(Dataset entries)

- - - -

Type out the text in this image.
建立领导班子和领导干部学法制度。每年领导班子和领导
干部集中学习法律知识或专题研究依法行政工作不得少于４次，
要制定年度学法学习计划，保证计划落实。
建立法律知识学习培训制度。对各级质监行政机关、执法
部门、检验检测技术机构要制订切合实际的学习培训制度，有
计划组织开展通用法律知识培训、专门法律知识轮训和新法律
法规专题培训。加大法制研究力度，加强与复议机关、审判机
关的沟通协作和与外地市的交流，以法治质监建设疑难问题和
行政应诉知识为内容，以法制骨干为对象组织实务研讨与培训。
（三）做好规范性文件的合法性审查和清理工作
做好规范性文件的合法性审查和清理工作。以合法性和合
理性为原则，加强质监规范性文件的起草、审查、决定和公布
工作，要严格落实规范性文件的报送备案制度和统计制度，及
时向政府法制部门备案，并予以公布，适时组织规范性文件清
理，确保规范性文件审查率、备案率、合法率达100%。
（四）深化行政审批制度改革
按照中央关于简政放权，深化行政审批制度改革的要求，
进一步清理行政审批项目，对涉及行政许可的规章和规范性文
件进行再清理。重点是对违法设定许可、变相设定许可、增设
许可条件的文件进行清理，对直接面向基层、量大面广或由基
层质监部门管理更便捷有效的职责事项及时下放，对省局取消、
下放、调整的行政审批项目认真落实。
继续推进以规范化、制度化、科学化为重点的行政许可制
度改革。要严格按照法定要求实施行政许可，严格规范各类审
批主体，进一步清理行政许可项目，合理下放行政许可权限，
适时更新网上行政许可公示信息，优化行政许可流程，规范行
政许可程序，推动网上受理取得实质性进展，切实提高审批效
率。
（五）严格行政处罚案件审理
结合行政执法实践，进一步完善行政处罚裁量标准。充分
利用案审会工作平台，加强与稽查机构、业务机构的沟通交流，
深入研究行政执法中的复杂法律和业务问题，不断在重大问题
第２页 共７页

- - - -

**Instructions for the task**
Pick every line with "做好规范性文件的合法性审查和清理工作" in it and copy it.

**Response**
（三）做好规范性文件的合法性审查和清理工作
做好规范性文件的合法性审查和清理工作。以合法性和合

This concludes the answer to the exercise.